• What you will do:
a) In the passage on PhD training, what share of Canada's arts and social sciences PhD students does Aiken say do not go on into academia?
b) Carry on writing the passage about PhD training from its final sentence.

• Selected passage:

________

During the discussion on 8 November, one audience member interjected to ask why no PhD students were on the panel.
Still, despite concerns in Canada that too many people are doing PhDs, Dalhousie intends to increase its cohort. “Let people get the education they want to get,” said Aiken.
An excessive focus on publishing papers while doing a PhD meant students lost sight of the social impact of their work, argued Zainab Kidwai, a dentist who helps treat oral cancer in the developing world. She has recently completed a mid-career PhD, developing a low-cost kit to diagnose the disease.
Instead, despite being a good way to learn project and time management, PhDs were too often still seen as a “rite of passage” before an academic post rather than an end in themselves.
In Canada, 80% of PhD students in the arts and social sciences do not go on into academia, said Aiken. It was therefore “incumbent” on universities to train them for life outside academia – but this task shouldn’t necessarily fall to academics.
“You can’t expect someone who is a career academic to train someone to work in another field,” she said.

________

• Listed entries:
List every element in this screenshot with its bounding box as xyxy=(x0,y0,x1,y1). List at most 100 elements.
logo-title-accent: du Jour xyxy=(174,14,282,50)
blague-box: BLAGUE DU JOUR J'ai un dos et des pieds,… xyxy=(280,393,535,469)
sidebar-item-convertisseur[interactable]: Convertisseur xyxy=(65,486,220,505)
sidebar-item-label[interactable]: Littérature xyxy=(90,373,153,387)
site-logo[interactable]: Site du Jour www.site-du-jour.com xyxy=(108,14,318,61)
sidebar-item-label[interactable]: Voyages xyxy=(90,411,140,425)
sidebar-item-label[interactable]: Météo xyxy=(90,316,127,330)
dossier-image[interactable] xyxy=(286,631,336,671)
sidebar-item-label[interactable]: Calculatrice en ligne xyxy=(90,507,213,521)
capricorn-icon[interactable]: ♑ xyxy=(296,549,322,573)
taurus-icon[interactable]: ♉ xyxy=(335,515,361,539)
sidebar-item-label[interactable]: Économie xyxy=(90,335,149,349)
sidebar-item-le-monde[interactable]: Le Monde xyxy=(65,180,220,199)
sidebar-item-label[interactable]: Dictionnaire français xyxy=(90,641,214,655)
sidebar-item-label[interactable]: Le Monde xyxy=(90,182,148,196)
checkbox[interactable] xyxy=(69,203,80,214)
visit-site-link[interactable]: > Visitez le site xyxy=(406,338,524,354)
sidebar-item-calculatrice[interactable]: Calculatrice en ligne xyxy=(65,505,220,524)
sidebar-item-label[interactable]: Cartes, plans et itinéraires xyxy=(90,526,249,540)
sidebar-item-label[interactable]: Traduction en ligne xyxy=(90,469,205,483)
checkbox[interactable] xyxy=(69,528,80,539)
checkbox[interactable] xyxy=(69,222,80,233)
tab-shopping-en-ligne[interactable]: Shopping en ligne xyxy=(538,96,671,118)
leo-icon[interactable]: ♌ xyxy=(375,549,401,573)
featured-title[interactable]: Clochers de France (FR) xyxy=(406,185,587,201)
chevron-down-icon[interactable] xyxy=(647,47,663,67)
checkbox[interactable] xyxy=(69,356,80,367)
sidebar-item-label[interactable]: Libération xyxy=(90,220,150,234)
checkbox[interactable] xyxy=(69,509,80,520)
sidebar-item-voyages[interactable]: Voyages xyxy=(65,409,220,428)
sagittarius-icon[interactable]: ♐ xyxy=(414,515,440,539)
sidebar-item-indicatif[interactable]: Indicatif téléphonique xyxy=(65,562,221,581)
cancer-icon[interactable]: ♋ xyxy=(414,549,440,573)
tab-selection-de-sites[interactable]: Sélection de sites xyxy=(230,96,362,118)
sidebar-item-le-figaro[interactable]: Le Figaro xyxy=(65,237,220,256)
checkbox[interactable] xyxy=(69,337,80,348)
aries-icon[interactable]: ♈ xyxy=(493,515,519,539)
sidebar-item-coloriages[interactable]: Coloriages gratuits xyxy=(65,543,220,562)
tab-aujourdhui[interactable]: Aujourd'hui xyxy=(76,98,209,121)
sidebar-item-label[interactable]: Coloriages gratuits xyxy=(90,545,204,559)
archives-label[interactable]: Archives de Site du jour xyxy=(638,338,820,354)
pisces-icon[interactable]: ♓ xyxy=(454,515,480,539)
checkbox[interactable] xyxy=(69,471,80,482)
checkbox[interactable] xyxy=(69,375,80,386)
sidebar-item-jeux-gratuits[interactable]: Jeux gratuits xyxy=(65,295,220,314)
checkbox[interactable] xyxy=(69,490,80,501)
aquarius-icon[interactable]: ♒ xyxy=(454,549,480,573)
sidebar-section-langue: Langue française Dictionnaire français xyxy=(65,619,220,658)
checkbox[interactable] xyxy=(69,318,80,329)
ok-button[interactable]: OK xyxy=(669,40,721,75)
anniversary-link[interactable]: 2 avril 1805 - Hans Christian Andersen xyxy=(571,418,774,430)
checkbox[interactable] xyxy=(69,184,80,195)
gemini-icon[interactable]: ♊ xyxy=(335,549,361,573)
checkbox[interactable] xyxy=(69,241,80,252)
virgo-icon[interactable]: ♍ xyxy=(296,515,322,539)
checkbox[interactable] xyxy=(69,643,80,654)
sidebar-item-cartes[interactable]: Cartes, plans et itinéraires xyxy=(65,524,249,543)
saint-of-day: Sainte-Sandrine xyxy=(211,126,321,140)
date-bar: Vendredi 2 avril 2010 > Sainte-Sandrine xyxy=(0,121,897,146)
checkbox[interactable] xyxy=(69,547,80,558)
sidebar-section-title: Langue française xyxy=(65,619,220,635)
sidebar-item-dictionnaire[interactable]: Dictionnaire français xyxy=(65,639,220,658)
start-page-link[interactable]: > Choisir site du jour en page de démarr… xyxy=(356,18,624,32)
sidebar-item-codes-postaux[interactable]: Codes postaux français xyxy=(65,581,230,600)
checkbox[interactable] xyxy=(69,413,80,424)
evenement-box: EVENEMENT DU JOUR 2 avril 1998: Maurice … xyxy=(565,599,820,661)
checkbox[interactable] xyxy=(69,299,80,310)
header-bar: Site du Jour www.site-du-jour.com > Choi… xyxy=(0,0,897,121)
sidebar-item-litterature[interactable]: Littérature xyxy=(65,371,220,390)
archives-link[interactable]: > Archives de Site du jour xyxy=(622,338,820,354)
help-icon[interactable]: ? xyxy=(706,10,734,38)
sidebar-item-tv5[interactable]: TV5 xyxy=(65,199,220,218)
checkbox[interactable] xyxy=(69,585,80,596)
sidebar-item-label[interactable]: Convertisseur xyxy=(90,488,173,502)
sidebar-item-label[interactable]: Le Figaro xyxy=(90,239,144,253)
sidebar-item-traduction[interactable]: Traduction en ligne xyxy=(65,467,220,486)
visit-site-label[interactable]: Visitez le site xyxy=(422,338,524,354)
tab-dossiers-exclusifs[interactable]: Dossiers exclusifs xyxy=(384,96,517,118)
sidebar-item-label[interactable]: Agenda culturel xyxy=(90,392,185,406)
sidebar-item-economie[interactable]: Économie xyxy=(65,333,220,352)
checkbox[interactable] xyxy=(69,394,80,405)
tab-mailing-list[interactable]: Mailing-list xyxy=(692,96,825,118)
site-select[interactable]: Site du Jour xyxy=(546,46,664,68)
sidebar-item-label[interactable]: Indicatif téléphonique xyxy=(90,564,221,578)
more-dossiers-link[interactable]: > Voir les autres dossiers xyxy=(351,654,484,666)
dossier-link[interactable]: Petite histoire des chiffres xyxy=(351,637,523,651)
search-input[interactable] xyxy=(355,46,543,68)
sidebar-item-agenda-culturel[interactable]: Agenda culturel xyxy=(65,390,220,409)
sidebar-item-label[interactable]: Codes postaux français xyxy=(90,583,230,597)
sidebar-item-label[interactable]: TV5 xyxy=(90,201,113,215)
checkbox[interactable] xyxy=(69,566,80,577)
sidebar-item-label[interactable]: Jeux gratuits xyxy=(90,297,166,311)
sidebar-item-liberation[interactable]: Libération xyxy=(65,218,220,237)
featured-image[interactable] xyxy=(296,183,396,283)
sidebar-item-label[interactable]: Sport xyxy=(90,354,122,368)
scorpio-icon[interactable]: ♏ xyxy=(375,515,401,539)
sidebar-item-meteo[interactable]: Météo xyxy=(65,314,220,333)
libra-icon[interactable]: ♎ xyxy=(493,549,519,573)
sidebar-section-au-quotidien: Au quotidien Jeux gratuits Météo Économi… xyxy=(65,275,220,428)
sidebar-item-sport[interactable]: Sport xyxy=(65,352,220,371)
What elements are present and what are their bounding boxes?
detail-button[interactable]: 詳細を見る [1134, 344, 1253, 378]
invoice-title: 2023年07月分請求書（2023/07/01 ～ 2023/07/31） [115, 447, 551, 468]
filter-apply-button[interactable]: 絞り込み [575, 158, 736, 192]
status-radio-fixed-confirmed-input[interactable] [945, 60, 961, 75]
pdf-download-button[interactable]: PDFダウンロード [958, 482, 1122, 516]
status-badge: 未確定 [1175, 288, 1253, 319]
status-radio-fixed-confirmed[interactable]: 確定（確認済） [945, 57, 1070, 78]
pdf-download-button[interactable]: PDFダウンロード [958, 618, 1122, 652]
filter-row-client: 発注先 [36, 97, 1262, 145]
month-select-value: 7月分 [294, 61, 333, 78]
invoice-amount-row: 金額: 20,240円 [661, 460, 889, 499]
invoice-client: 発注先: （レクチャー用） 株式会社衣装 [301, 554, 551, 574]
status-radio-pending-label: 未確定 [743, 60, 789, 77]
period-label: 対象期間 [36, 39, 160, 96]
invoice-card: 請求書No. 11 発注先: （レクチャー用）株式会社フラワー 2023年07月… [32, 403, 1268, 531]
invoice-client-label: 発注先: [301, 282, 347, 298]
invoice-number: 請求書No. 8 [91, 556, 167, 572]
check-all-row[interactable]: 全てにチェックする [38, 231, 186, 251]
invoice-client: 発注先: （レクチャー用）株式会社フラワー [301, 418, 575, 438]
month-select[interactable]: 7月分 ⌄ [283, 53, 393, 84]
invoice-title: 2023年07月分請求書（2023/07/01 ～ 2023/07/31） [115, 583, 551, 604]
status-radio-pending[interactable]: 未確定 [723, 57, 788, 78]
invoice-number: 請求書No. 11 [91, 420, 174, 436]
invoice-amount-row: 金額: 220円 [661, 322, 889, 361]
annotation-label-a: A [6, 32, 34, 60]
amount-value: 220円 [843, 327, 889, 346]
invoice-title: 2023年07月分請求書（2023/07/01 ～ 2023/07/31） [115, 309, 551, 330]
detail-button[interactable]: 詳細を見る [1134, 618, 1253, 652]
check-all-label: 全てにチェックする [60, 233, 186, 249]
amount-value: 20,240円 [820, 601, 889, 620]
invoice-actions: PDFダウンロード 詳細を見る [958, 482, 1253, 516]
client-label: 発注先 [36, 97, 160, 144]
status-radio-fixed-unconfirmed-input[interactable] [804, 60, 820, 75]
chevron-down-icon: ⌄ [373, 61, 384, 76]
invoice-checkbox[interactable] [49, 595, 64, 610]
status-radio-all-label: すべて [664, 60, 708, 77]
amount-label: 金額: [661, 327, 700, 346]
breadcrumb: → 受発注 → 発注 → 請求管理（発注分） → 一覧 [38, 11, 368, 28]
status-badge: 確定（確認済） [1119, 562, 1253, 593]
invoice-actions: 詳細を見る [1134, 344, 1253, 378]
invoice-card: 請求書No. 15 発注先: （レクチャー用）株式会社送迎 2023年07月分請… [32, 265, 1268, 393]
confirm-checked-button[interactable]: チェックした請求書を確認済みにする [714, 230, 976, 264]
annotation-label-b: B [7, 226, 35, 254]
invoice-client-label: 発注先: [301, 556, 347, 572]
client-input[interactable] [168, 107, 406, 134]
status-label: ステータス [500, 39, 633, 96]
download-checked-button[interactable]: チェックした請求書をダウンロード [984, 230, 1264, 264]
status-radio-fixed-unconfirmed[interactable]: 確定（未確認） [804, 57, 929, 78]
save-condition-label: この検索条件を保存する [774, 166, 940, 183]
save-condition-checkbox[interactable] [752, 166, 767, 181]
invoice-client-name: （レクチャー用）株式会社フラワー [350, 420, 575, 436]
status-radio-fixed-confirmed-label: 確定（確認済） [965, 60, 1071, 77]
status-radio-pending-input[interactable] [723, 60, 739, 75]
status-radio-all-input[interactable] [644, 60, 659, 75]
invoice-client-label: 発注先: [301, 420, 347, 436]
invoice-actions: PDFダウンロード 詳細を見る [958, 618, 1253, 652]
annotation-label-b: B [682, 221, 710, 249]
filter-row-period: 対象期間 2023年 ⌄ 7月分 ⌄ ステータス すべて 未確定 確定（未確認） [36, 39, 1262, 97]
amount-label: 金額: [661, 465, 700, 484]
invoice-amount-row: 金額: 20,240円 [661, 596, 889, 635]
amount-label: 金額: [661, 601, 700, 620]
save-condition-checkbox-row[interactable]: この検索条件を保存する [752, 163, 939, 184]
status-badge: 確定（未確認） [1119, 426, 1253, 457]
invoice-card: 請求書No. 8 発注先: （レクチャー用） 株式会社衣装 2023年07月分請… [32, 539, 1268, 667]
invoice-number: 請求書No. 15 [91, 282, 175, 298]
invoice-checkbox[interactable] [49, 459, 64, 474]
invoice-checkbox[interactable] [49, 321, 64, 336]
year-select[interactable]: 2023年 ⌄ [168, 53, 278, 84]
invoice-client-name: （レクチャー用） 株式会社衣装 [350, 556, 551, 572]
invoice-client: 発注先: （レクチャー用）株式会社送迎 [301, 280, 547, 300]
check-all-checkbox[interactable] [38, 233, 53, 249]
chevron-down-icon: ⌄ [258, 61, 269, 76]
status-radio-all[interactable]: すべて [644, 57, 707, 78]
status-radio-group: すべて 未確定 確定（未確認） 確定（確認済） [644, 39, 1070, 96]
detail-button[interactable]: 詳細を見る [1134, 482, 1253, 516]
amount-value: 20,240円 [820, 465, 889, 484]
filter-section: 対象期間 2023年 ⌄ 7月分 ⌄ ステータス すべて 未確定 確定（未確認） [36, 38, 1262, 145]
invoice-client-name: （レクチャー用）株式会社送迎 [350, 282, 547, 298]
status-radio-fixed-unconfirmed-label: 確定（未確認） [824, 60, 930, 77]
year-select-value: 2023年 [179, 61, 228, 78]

________

• Response list:
a) 80%.

b)
Fragile solar supply chains
The EU is falling behind the US and China when it comes to encouraging a home-grown solar panel industry, multiple speakers agreed during a debate on 8 December. China dominates the solar supply chain, arguably making European energy and decarbonisation goals at the mercy of geopolitical flux.
“You can do climate change mitigation with Chinese [solar] modules – if you can get them,” warned Rutger Schlatmann, head of the solar energy division at the Helmholtz Centre Berlin.
He and other speakers agreed that Europe urgently needed to reshore a solar industry of its own, after the once-leading German sector was all but wiped out by cheap Chinese alternatives in the 2010s.
This is important, because without a domestic industry to collaborate with, European scientists will struggle to know exactly what to research, argued Schlatmann.
One research priority is to find ways of making panels from common materials, so that access does not become a geopolitical flashpoint, said Seth Marder, director of the Renewable and Sustainable Energy Institute in Colorado. China currently dominates global silicon production, a crucial component in current panels.
The way China currently manufactures panels “uses tremendous amounts of coal,” he also pointed out, cutting into their environmental benefits.
The US, through its Inflation Reduction Act, India, and China were all pouring money into subsidising their solar industries, but the EU’s own Solar Energy Strategy, launched last year, had not yet made enough of a difference, several speakers agreed during a debate on 8 November.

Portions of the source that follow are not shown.